Segment Open

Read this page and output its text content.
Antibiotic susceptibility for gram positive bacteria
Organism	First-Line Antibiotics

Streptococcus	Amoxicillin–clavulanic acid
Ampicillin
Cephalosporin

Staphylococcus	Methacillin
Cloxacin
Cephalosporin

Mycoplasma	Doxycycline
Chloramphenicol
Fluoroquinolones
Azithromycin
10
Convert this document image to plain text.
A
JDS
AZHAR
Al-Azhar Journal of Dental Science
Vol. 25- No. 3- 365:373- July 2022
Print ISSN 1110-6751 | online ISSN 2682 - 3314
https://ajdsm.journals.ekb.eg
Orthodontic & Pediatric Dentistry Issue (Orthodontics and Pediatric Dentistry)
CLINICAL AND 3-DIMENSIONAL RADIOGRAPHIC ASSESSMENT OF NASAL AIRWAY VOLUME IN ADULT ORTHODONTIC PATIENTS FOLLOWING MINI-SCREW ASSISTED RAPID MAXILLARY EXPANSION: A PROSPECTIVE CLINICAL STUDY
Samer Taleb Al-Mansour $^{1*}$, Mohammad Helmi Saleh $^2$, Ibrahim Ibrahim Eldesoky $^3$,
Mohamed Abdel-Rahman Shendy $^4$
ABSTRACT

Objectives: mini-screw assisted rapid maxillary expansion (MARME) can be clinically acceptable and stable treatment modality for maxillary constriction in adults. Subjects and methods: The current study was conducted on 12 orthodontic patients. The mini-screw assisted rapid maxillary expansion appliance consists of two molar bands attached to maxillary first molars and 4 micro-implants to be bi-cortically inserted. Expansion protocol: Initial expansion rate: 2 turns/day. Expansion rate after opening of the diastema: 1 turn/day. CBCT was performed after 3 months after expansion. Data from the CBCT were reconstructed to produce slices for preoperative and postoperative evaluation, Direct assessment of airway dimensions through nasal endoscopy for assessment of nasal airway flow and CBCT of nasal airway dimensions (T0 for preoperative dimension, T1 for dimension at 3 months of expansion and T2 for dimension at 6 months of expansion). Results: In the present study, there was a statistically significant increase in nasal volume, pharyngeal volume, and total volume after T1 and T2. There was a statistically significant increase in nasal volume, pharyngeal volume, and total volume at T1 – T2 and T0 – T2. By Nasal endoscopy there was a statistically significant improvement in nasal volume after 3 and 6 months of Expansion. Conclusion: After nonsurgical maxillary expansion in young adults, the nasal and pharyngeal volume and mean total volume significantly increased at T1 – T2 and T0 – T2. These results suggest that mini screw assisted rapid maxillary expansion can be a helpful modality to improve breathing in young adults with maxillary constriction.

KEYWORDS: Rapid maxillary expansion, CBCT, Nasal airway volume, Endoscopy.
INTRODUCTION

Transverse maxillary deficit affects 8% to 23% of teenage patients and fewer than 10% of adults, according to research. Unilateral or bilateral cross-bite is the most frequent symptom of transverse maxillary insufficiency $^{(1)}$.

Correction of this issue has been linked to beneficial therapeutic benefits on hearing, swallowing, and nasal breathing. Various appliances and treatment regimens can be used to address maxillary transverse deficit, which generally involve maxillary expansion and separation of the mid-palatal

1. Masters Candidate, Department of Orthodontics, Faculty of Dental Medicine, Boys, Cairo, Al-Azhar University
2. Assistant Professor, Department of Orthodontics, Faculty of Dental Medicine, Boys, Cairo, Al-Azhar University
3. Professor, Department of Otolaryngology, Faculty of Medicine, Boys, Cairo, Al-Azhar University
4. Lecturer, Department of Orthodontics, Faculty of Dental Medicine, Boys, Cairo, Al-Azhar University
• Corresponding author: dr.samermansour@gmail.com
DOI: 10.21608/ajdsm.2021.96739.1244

Segment Closed

> _Required work_: Gather all lines with the string "text" from the data.

> _Response to the exercise_:
Read this page and output its text content.
Convert this document image to plain text.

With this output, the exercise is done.